● What is asked
Repeat the full listing, word for word.

Raw records:

- - -

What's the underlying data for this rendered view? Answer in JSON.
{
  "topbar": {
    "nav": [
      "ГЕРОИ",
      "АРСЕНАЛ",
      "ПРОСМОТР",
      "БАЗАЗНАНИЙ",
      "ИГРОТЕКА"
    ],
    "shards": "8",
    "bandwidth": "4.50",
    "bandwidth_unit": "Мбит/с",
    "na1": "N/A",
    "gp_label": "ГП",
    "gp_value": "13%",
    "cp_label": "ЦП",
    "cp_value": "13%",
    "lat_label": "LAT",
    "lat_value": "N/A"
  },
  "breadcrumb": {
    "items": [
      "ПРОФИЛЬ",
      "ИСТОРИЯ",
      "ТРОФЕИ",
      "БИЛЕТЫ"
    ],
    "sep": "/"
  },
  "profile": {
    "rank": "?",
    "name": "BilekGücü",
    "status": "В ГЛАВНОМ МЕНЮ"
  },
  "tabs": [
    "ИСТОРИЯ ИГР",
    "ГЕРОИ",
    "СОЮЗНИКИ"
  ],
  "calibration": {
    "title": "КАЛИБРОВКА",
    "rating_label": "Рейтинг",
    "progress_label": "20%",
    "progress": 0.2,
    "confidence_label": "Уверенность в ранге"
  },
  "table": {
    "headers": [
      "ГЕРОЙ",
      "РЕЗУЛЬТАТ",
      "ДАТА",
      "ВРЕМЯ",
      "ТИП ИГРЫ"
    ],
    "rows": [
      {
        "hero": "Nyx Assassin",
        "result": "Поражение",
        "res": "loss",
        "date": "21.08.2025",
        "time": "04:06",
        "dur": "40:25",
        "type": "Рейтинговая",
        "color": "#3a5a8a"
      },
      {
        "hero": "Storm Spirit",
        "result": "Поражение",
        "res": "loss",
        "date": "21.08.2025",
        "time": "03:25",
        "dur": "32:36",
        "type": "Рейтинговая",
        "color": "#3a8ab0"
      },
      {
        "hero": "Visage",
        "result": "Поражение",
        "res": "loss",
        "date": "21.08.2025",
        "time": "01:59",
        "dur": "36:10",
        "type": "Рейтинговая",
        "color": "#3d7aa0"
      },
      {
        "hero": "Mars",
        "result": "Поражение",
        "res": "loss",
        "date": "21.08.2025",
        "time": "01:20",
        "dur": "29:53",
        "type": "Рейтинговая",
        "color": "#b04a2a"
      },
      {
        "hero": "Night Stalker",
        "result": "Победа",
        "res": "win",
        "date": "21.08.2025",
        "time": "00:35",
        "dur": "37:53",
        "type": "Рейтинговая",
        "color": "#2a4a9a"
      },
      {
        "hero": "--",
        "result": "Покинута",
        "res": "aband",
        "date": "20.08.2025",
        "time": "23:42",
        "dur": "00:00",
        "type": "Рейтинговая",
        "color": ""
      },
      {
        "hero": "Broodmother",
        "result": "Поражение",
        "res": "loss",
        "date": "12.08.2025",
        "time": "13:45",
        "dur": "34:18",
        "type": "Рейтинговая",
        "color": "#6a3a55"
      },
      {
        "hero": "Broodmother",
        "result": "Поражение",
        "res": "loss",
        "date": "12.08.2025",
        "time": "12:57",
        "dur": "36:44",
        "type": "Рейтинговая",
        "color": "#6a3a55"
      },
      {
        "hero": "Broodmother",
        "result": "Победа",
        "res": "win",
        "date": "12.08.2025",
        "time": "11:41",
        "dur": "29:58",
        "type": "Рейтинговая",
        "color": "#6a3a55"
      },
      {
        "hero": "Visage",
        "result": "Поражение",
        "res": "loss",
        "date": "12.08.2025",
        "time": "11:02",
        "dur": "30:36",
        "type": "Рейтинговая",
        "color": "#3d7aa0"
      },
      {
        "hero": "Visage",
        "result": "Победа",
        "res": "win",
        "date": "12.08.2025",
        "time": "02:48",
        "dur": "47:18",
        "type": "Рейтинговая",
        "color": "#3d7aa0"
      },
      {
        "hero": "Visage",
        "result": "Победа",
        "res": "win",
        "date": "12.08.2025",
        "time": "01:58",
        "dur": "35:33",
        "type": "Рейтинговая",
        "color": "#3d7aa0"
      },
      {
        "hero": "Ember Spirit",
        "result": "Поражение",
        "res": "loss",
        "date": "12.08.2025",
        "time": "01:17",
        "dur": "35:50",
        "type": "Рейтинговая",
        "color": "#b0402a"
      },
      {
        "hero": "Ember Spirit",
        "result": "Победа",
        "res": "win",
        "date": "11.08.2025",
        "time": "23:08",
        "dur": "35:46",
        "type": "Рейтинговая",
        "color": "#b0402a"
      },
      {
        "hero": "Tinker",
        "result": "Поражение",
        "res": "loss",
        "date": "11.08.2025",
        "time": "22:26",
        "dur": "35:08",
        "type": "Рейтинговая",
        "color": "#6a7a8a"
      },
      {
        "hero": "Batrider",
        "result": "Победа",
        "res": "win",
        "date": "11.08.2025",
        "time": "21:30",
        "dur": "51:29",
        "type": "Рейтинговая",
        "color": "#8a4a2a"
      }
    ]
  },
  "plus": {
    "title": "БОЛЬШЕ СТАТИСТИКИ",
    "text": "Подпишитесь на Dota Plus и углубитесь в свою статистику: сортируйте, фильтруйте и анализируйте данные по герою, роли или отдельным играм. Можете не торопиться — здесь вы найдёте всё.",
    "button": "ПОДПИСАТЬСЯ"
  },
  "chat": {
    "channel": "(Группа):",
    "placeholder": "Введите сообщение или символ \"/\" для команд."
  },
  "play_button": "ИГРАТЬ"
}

- - -

● Answer for this exercise
What's the underlying data for this rendered view? Answer in JSON.
{
  "topbar": {
    "nav": [
      "ГЕРОИ",
      "АРСЕНАЛ",
      "ПРОСМОТР",
      "БАЗАЗНАНИЙ",
      "ИГРОТЕКА"
    ],
    "shards": "8",
    "bandwidth": "4.50",
    "bandwidth_unit": "Мбит/с",
    "na1": "N/A",
    "gp_label": "ГП",
    "gp_value": "13%",
    "cp_label": "ЦП",
    "cp_value": "13%",
    "lat_label": "LAT",
    "lat_value": "N/A"
  },
  "breadcrumb": {
    "items": [
      "ПРОФИЛЬ",
      "ИСТОРИЯ",
      "ТРОФЕИ",
      "БИЛЕТЫ"
    ],
    "sep": "/"
  },
  "profile": {
    "rank": "?",
    "name": "BilekGücü",
    "status": "В ГЛАВНОМ МЕНЮ"
  },
  "tabs": [
    "ИСТОРИЯ ИГР",
    "ГЕРОИ",
    "СОЮЗНИКИ"
  ],
  "calibration": {
    "title": "КАЛИБРОВКА",
    "rating_label": "Рейтинг",
    "progress_label": "20%",
    "progress": 0.2,
    "confidence_label": "Уверенность в ранге"
  },
  "table": {
    "headers": [
      "ГЕРОЙ",
      "РЕЗУЛЬТАТ",
      "ДАТА",
      "ВРЕМЯ",
      "ТИП ИГРЫ"
    ],
    "rows": [
      {
        "hero": "Nyx Assassin",
        "result": "Поражение",
        "res": "loss",
        "date": "21.08.2025",
        "time": "04:06",
        "dur": "40:25",
        "type": "Рейтинговая",
        "color": "#3a5a8a"
      },
      {
        "hero": "Storm Spirit",
        "result": "Поражение",
        "res": "loss",
        "date": "21.08.2025",
        "time": "03:25",
        "dur": "32:36",
        "type": "Рейтинговая",
        "color": "#3a8ab0"
      },
      {
        "hero": "Visage",
        "result": "Поражение",
        "res": "loss",
        "date": "21.08.2025",
        "time": "01:59",
        "dur": "36:10",
        "type": "Рейтинговая",
        "color": "#3d7aa0"
      },
      {
        "hero": "Mars",
        "result": "Поражение",
        "res": "loss",
        "date": "21.08.2025",
        "time": "01:20",
        "dur": "29:53",
        "type": "Рейтинговая",
        "color": "#b04a2a"
      },
      {
        "hero": "Night Stalker",
        "result": "Победа",
        "res": "win",
        "date": "21.08.2025",
        "time": "00:35",
        "dur": "37:53",
        "type": "Рейтинговая",
        "color": "#2a4a9a"
      },
      {
        "hero": "--",
        "result": "Покинута",
        "res": "aband",
        "date": "20.08.2025",
        "time": "23:42",
        "dur": "00:00",
        "type": "Рейтинговая",
        "color": ""
      },
      {
        "hero": "Broodmother",
        "result": "Поражение",
        "res": "loss",
        "date": "12.08.2025",
        "time": "13:45",
        "dur": "34:18",
        "type": "Рейтинговая",
        "color": "#6a3a55"
      },
      {
        "hero": "Broodmother",
        "result": "Поражение",
        "res": "loss",
        "date": "12.08.2025",
        "time": "12:57",
        "dur": "36:44",
        "type": "Рейтинговая",
        "color": "#6a3a55"
      },
      {
        "hero": "Broodmother",
        "result": "Победа",
        "res": "win",
        "date": "12.08.2025",
        "time": "11:41",
        "dur": "29:58",
        "type": "Рейтинговая",
        "color": "#6a3a55"
      },
      {
        "hero": "Visage",
        "result": "Поражение",
        "res": "loss",
        "date": "12.08.2025",
        "time": "11:02",
        "dur": "30:36",
        "type": "Рейтинговая",
        "color": "#3d7aa0"
      },
      {
        "hero": "Visage",
        "result": "Победа",
        "res": "win",
        "date": "12.08.2025",
        "time": "02:48",
        "dur": "47:18",
        "type": "Рейтинговая",
        "color": "#3d7aa0"
      },
      {
        "hero": "Visage",
        "result": "Победа",
        "res": "win",
        "date": "12.08.2025",
        "time": "01:58",
        "dur": "35:33",
        "type": "Рейтинговая",
        "color": "#3d7aa0"
      },
      {
        "hero": "Ember Spirit",
        "result": "Поражение",
        "res": "loss",
        "date": "12.08.2025",
        "time": "01:17",
        "dur": "35:50",
        "type": "Рейтинговая",
        "color": "#b0402a"
      },
      {
        "hero": "Ember Spirit",
        "result": "Победа",
        "res": "win",
        "date": "11.08.2025",
        "time": "23:08",
        "dur": "35:46",
        "type": "Рейтинговая",
        "color": "#b0402a"
      },
      {
        "hero": "Tinker",
        "result": "Поражение",
        "res": "loss",
        "date": "11.08.2025",
        "time": "22:26",
        "dur": "35:08",
        "type": "Рейтинговая",
        "color": "#6a7a8a"
      },
      {
        "hero": "Batrider",
        "result": "Победа",
        "res": "win",
        "date": "11.08.2025",
        "time": "21:30",
        "dur": "51:29",
        "type": "Рейтинговая",
        "color": "#8a4a2a"
      }
    ]
  },
  "plus": {
    "title": "БОЛЬШЕ СТАТИСТИКИ",
    "text": "Подпишитесь на Dota Plus и углубитесь в свою статистику: сортируйте, фильтруйте и анализируйте данные по герою, роли или отдельным играм. Можете не торопиться — здесь вы найдёте всё.",
    "button": "ПОДПИСАТЬСЯ"
  },
  "chat": {
    "channel": "(Группа):",
    "placeholder": "Введите сообщение или символ \"/\" для команд."
  },
  "play_button": "ИГРАТЬ"
}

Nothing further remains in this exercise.